» **TASK PROMPT**
Bring together all lines of the material below that contain the string "color".

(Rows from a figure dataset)
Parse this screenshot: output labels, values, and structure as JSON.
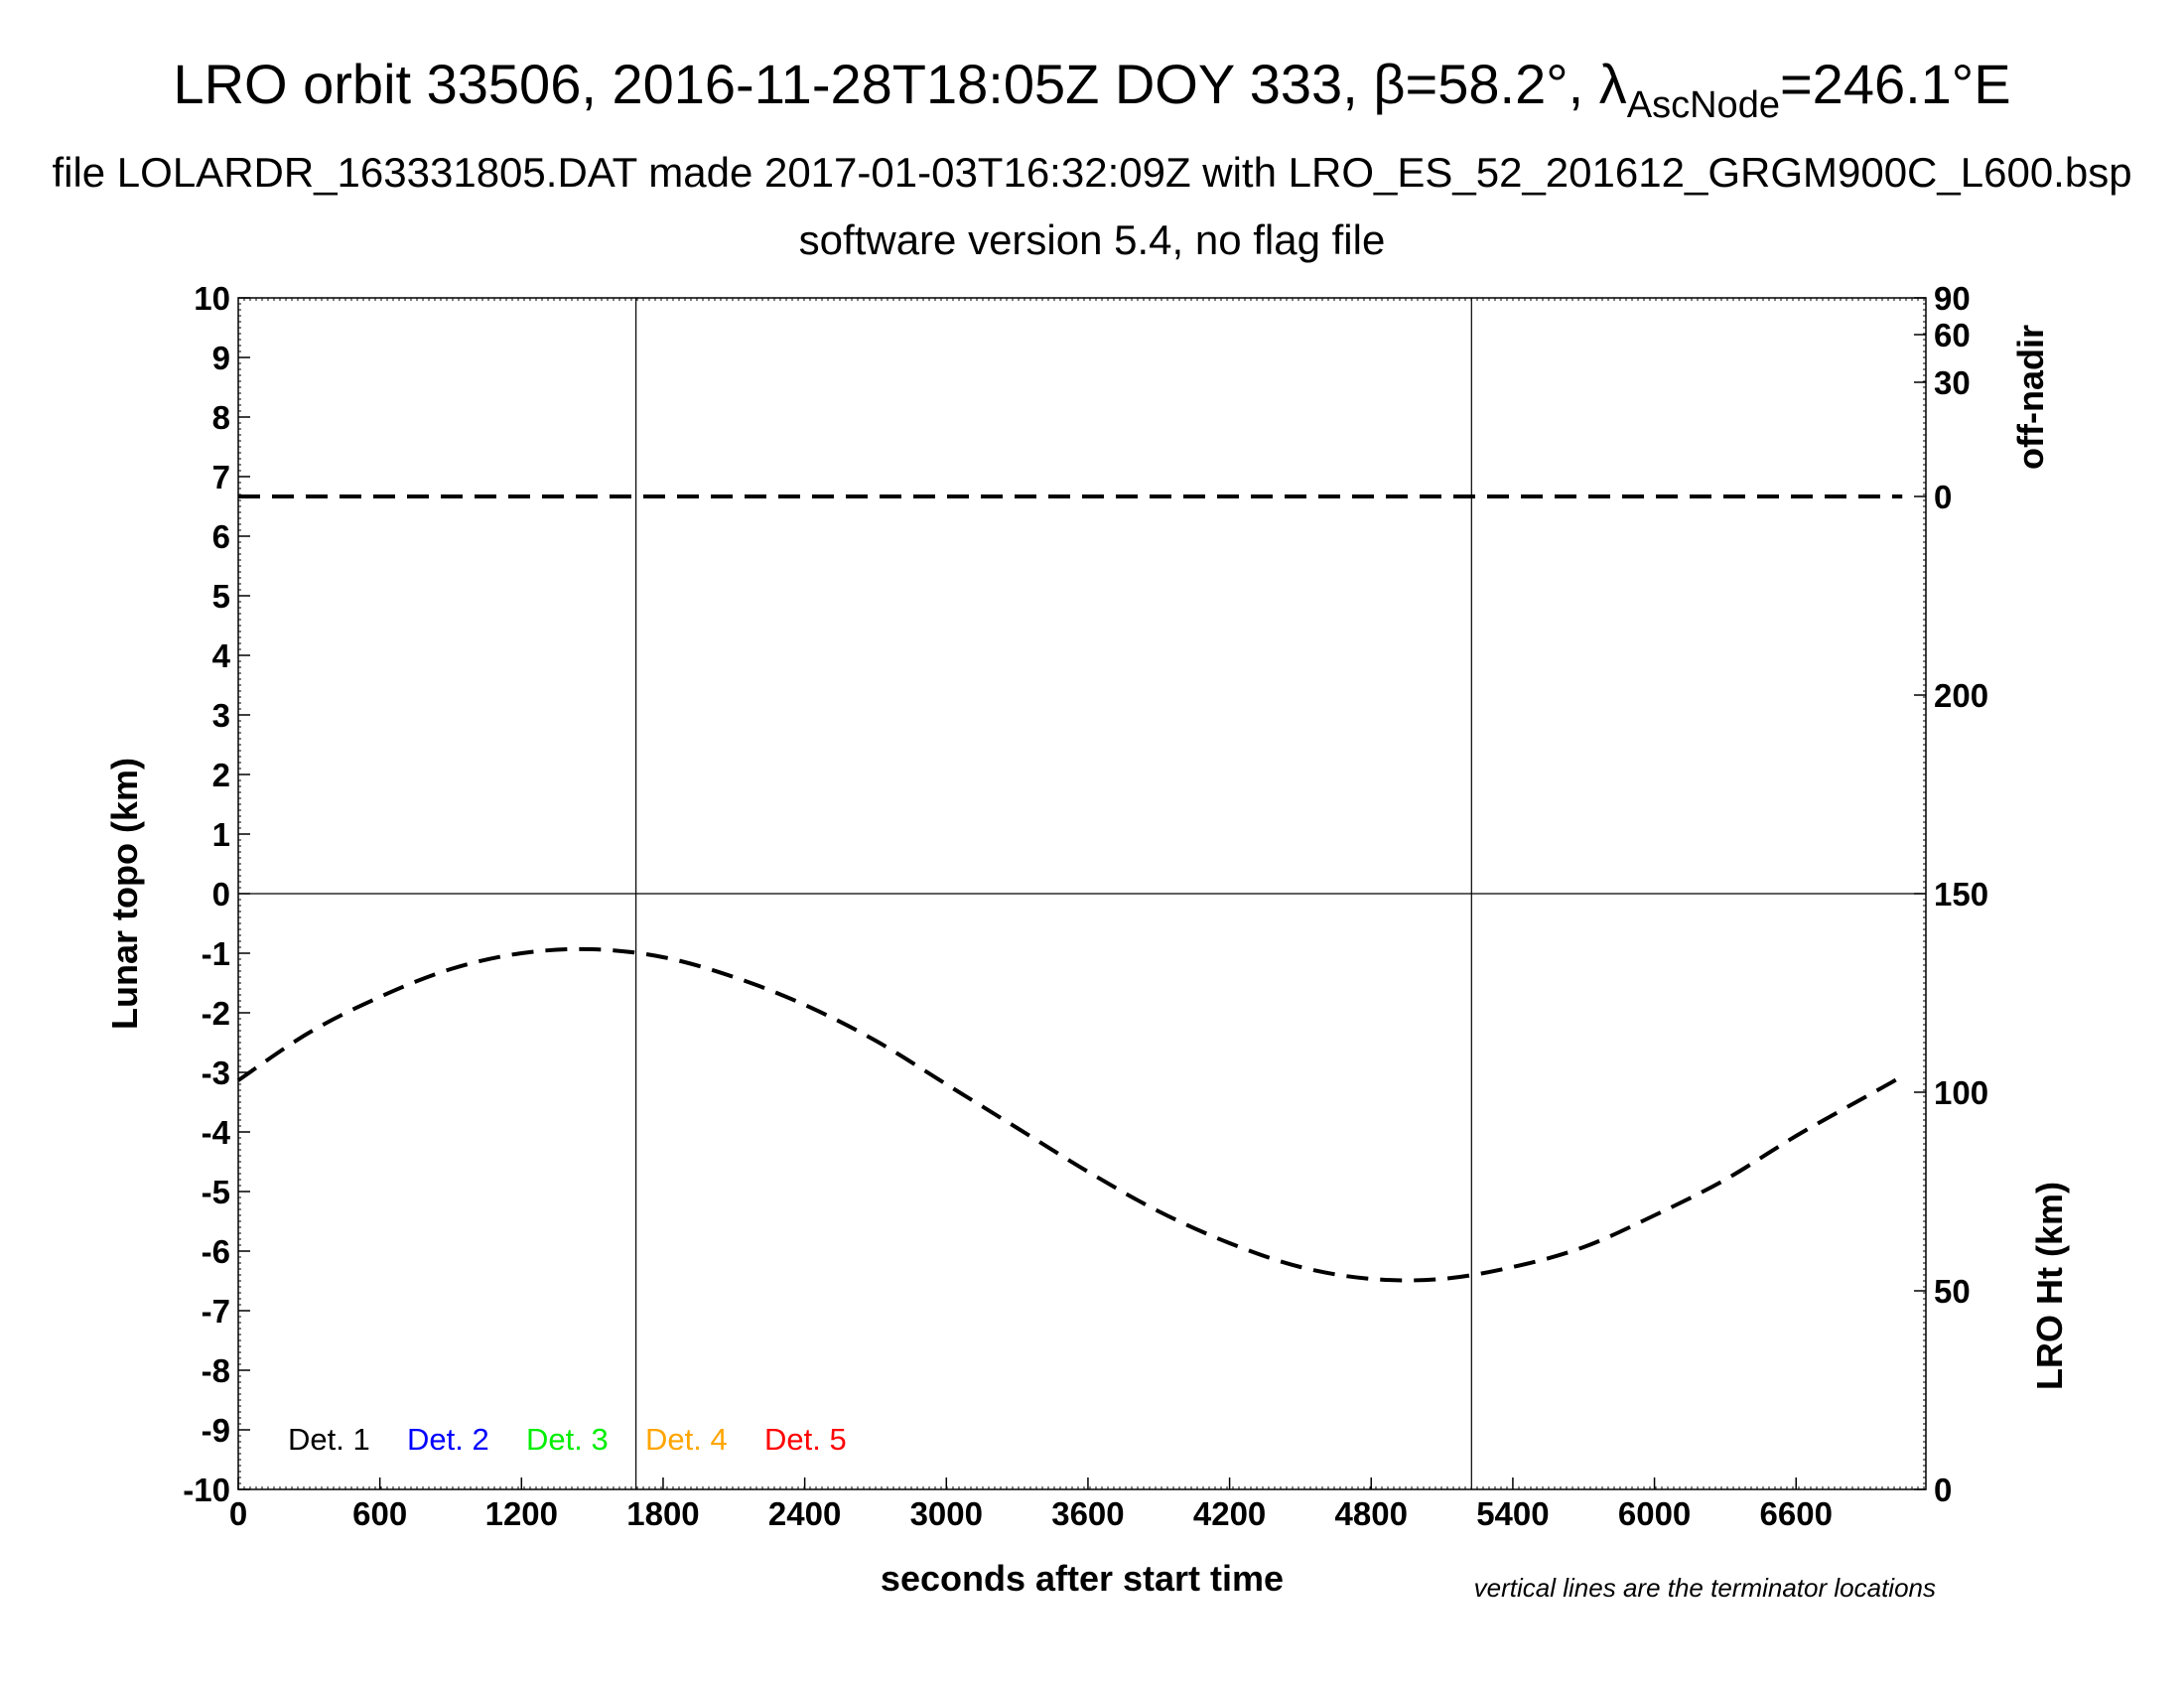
{
  "chart_data": {
    "type": "line",
    "title": {
      "main": "LRO orbit 33506, 2016-11-28T18:05Z DOY 333, ",
      "beta_symbol": "β",
      "beta_text": "=58.2°, ",
      "lambda_symbol": "λ",
      "lambda_subscript": "AscNode",
      "lambda_text": "=246.1°E"
    },
    "subtitle": "file LOLARDR_163331805.DAT made 2017-01-03T16:32:09Z with LRO_ES_52_201612_GRGM900C_L600.bsp",
    "subtitle2": "software version 5.4, no flag file",
    "xlabel": "seconds after start time",
    "ylabel": "Lunar topo (km)",
    "y2label_top": "off-nadir",
    "y2label_bottom": "LRO Ht (km)",
    "note": "vertical lines are the terminator locations",
    "xlim": [
      0,
      7150
    ],
    "ylim": [
      -10,
      10
    ],
    "xticks": [
      0,
      600,
      1200,
      1800,
      2400,
      3000,
      3600,
      4200,
      4800,
      5400,
      6000,
      6600
    ],
    "yticks": [
      10,
      9,
      8,
      7,
      6,
      5,
      4,
      3,
      2,
      1,
      0,
      -1,
      -2,
      -3,
      -4,
      -5,
      -6,
      -7,
      -8,
      -9,
      -10
    ],
    "offnadir_ticks": [
      90,
      60,
      30,
      0
    ],
    "ht_ticks": [
      200,
      150,
      100,
      50,
      0
    ],
    "ht_range": [
      0,
      300
    ],
    "terminators": [
      1685,
      5225
    ],
    "grid": false,
    "series": [
      {
        "name": "off-nadir",
        "style": "dashed",
        "color": "#000000",
        "x": [
          0,
          7050
        ],
        "y": [
          0,
          0
        ]
      },
      {
        "name": "LRO Ht (km)",
        "style": "dashed",
        "color": "#000000",
        "x": [
          0,
          300,
          600,
          900,
          1200,
          1500,
          1800,
          2100,
          2400,
          2700,
          3000,
          3300,
          3600,
          3900,
          4200,
          4500,
          4800,
          5100,
          5400,
          5700,
          6000,
          6300,
          6600,
          6900,
          7050
        ],
        "y": [
          103,
          115,
          124,
          131,
          135,
          136,
          134,
          129,
          122,
          113,
          102,
          91,
          80,
          70,
          62,
          56,
          53,
          53,
          56,
          61,
          69,
          78,
          89,
          99,
          104
        ]
      }
    ],
    "legend": {
      "position": "bottom-left",
      "items": [
        {
          "label": "Det. 1",
          "color": "#000000"
        },
        {
          "label": "Det. 2",
          "color": "#0000ff"
        },
        {
          "label": "Det. 3",
          "color": "#00ee00"
        },
        {
          "label": "Det. 4",
          "color": "#ffa500"
        },
        {
          "label": "Det. 5",
          "color": "#ff0000"
        }
      ]
    }
  }
}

» **SOLUTION FOR THIS TASK**
        "color": "#000000",
        "color": "#000000",
          "color": "#000000"
          "color": "#0000ff"
          "color": "#00ee00"
          "color": "#ffa500"
          "color": "#ff0000"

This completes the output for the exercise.